→ RECORD EXCERPTS:

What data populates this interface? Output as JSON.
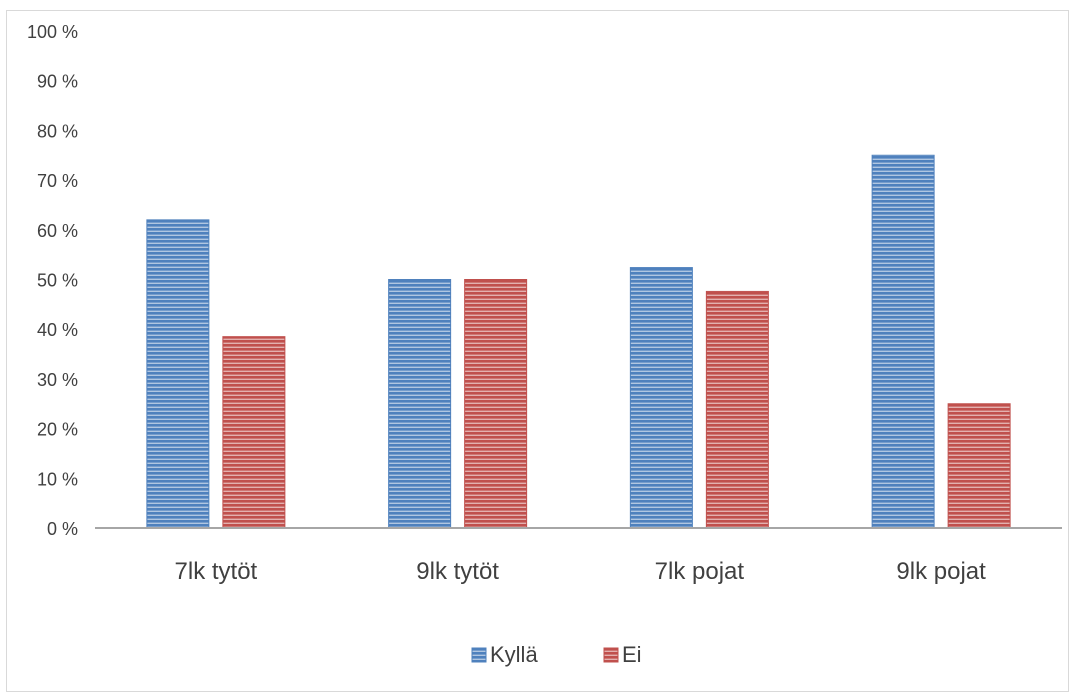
{
  "chart_data": {
    "type": "bar",
    "title": "",
    "xlabel": "",
    "ylabel": "",
    "categories": [
      "7lk tytöt",
      "9lk tytöt",
      "7lk pojat",
      "9lk pojat"
    ],
    "series": [
      {
        "name": "Kyllä",
        "values": [
          62,
          50,
          52.4,
          75
        ],
        "color": "#4f81bd"
      },
      {
        "name": "Ei",
        "values": [
          38.5,
          50,
          47.6,
          25
        ],
        "color": "#c0504d"
      }
    ],
    "ylim": [
      0,
      100
    ],
    "yticks": [
      0,
      10,
      20,
      30,
      40,
      50,
      60,
      70,
      80,
      90,
      100
    ],
    "y_tick_suffix": " %",
    "y_tick_labels": [
      "0 %",
      "10 %",
      "20 %",
      "30 %",
      "40 %",
      "50 %",
      "60 %",
      "70 %",
      "80 %",
      "90 %",
      "100 %"
    ],
    "grid": false,
    "legend_position": "bottom",
    "bar_fill": "horizontal-stripes"
  }
}
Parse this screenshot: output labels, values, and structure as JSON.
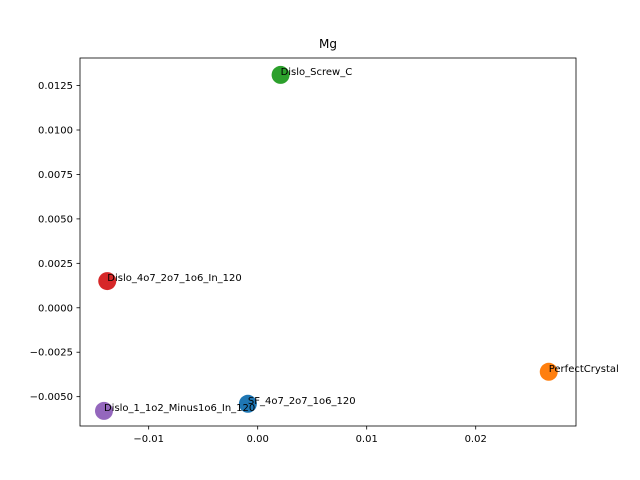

→ GOAL OF THE EXERCISE: Filter the records down to the lines that contain the string "JSON", and copy those lines.

→ RESULT:
What data populates this interface? Output as JSON.
Parse this screenshot: output labels, values, and structure as JSON.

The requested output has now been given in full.